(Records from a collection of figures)
━━━━━━━━━━

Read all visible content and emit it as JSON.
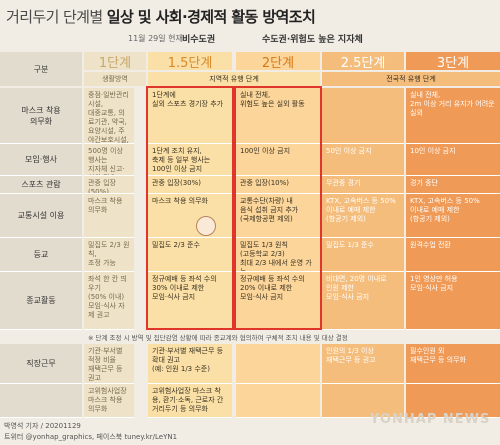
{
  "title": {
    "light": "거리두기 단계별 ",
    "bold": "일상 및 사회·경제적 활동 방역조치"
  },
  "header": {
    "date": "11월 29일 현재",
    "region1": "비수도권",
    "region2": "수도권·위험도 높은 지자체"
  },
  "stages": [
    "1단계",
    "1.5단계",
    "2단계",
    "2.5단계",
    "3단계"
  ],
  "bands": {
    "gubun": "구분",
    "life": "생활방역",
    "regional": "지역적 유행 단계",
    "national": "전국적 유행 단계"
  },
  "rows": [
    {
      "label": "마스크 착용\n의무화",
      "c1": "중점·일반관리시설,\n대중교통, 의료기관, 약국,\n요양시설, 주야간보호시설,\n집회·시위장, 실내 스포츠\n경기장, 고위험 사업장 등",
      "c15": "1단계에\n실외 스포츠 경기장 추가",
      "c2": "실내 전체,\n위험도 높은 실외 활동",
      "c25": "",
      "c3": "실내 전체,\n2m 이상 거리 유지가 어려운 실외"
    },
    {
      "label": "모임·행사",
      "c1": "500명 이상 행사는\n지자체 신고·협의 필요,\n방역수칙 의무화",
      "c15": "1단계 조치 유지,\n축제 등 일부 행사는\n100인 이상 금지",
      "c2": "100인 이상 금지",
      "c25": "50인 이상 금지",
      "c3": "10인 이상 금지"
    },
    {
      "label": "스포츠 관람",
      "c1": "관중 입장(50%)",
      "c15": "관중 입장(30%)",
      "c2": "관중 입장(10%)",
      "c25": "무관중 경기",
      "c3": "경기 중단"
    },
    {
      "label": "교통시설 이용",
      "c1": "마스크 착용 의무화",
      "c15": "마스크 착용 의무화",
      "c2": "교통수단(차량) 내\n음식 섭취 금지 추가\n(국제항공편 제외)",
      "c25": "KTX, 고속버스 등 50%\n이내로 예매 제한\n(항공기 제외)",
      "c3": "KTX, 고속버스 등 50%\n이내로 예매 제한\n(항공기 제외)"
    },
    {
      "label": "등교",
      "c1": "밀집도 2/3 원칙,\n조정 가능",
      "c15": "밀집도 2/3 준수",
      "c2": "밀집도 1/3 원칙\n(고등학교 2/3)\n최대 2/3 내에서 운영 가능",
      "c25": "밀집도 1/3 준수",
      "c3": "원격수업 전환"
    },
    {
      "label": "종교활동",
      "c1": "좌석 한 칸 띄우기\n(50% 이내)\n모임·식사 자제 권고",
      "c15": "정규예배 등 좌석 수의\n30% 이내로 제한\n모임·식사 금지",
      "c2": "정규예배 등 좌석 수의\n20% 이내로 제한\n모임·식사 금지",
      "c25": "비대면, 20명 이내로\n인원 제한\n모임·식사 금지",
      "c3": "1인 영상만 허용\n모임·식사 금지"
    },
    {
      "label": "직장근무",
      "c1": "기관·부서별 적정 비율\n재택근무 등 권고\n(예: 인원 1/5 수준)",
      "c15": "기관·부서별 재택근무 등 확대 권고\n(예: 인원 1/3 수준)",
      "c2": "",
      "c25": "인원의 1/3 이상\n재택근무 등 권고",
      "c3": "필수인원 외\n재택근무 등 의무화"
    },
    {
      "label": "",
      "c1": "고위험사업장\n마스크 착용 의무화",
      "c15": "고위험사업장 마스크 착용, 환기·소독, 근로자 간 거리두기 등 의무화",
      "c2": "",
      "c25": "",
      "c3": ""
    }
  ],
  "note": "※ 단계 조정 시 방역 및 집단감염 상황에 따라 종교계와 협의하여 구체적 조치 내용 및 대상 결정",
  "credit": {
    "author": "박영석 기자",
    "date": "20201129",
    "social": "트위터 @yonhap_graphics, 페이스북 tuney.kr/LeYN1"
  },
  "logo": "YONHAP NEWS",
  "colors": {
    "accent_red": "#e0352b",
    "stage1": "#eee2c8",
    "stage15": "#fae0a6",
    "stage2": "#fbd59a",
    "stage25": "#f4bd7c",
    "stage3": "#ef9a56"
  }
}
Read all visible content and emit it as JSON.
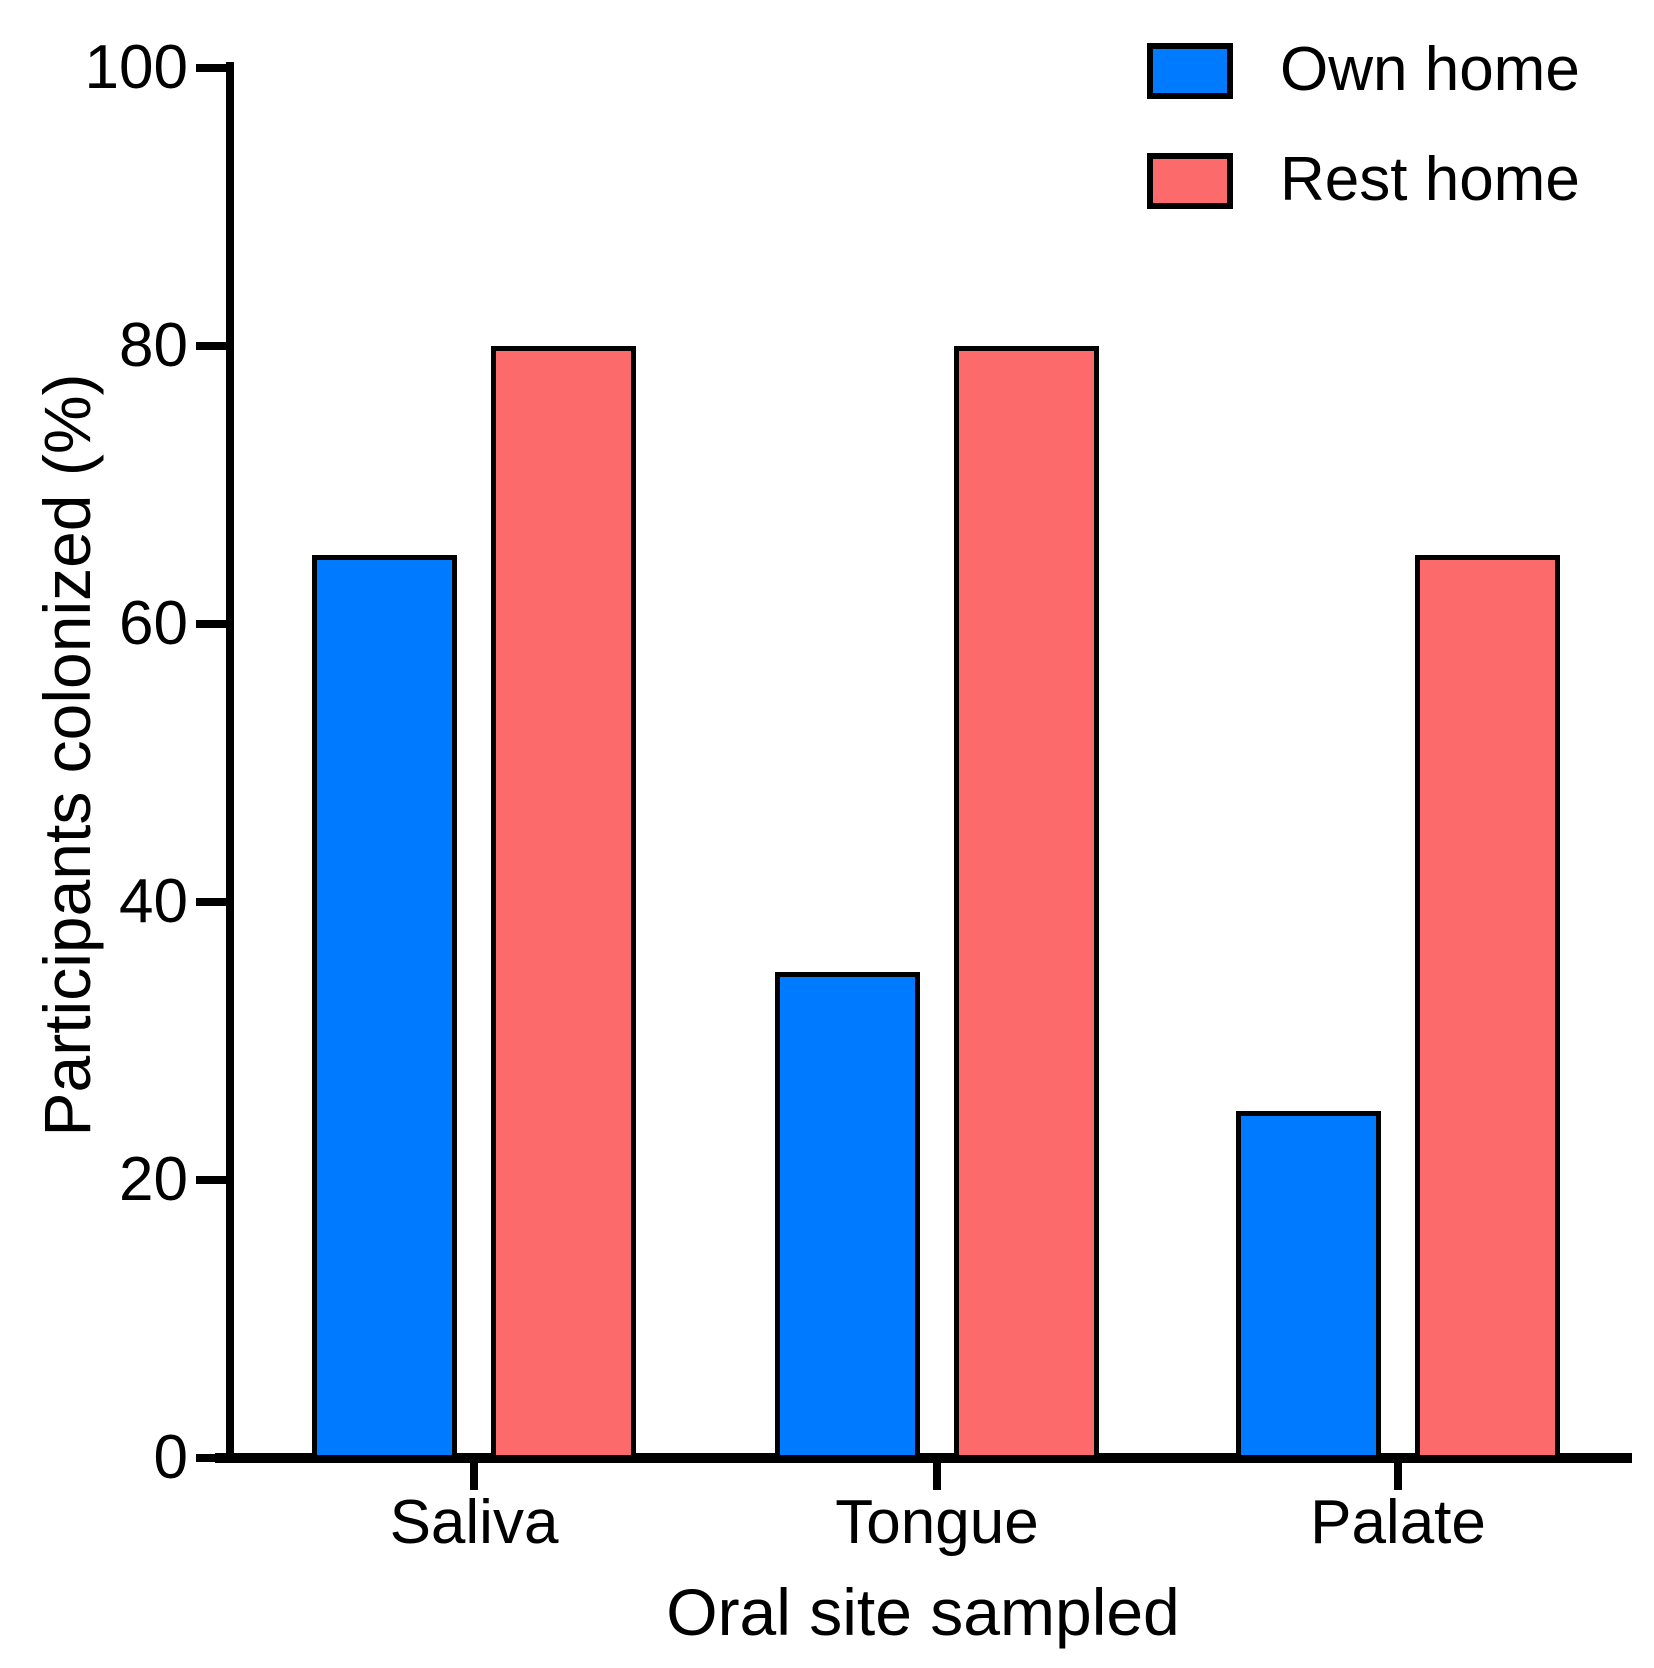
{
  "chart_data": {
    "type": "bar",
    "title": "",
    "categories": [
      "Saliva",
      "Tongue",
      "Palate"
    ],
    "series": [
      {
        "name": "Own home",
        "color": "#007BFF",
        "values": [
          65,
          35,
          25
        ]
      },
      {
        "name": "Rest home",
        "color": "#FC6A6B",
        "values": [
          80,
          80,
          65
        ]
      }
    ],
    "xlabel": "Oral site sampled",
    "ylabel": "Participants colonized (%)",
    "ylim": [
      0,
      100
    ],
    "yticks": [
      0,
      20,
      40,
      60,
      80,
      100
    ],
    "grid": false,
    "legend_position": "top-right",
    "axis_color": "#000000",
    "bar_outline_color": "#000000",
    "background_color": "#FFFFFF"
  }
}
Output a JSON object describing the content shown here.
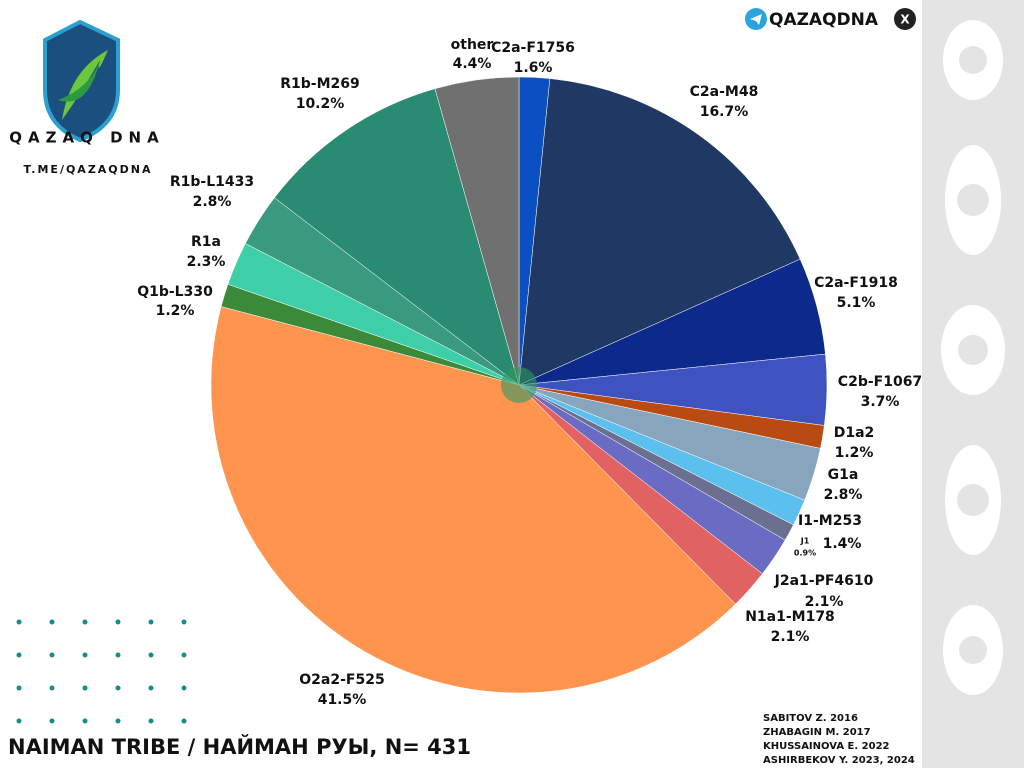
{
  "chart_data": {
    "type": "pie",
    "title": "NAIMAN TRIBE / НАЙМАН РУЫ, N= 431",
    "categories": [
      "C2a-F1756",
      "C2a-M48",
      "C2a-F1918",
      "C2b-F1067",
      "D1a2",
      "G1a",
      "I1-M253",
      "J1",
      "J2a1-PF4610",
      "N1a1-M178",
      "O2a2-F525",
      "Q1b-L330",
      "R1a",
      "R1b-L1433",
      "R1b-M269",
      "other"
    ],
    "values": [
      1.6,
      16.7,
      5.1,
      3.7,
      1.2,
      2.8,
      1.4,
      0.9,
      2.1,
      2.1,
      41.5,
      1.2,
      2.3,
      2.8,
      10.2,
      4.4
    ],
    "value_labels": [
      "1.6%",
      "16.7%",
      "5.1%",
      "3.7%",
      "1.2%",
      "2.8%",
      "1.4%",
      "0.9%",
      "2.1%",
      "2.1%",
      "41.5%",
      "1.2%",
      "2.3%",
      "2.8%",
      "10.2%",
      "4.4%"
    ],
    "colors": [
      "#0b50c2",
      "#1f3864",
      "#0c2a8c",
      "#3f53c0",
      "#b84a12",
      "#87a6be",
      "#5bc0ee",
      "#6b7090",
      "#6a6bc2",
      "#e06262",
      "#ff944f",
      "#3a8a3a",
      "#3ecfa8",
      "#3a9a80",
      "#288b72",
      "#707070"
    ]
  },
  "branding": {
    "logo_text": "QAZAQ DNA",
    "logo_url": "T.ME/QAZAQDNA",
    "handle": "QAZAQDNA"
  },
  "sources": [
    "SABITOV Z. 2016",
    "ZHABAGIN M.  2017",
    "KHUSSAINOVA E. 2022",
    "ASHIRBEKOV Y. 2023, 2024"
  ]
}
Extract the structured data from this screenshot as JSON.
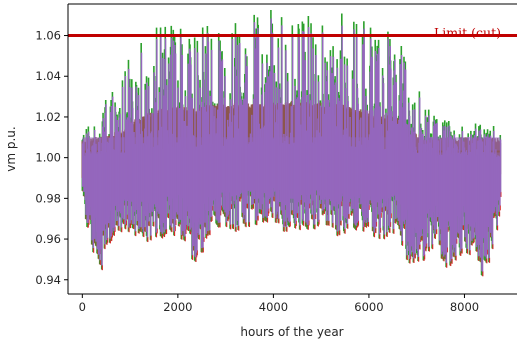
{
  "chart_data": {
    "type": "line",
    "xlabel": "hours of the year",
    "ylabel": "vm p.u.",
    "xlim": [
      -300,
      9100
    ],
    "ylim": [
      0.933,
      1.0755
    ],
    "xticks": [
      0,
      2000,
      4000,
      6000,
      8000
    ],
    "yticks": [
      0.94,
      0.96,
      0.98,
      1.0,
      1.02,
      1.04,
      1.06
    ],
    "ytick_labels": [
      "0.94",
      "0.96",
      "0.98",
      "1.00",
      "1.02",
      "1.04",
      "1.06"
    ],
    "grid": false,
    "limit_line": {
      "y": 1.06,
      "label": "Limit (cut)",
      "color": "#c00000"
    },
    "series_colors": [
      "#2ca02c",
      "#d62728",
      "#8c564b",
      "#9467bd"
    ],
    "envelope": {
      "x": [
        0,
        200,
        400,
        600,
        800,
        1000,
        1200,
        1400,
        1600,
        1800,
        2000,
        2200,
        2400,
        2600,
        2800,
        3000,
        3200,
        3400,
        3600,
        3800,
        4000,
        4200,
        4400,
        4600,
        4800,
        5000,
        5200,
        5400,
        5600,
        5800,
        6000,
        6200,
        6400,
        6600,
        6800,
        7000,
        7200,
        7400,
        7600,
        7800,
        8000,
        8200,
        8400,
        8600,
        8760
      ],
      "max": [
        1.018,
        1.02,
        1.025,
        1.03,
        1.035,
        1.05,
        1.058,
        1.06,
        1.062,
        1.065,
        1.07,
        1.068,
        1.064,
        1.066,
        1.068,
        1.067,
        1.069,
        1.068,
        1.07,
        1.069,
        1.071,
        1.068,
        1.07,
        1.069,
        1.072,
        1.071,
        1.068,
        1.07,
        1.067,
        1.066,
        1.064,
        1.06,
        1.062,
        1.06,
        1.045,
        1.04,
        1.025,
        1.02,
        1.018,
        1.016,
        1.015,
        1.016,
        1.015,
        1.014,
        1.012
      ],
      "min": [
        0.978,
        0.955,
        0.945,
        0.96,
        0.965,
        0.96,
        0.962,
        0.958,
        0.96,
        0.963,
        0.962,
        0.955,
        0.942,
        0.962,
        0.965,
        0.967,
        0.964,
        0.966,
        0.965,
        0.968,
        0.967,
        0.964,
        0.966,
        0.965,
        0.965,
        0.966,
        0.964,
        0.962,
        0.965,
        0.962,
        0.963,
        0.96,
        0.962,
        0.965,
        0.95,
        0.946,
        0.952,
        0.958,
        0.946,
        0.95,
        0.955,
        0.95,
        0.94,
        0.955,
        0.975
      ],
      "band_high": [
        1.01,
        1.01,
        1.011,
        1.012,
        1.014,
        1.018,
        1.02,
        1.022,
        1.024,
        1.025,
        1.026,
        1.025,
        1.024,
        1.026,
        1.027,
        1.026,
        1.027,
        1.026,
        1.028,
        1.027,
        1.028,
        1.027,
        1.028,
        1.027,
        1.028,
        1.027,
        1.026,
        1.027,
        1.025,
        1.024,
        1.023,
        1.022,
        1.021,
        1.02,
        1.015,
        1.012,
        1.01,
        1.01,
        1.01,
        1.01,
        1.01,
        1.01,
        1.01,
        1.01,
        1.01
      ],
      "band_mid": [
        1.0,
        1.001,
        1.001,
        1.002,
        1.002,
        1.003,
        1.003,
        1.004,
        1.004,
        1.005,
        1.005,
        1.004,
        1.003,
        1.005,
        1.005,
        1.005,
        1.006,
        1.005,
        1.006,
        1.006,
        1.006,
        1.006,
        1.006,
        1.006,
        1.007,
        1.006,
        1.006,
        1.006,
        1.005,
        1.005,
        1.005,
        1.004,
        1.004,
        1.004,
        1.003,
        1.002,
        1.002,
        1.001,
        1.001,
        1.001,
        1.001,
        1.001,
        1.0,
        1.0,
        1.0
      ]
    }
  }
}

━━━━━━━━━━

• _To do_
Note every line above where the string "QAZAQDNA" shows up, and copy those lines.

• _Expected answer_
    "logo_url": "T.ME/QAZAQDNA",
    "handle": "QAZAQDNA"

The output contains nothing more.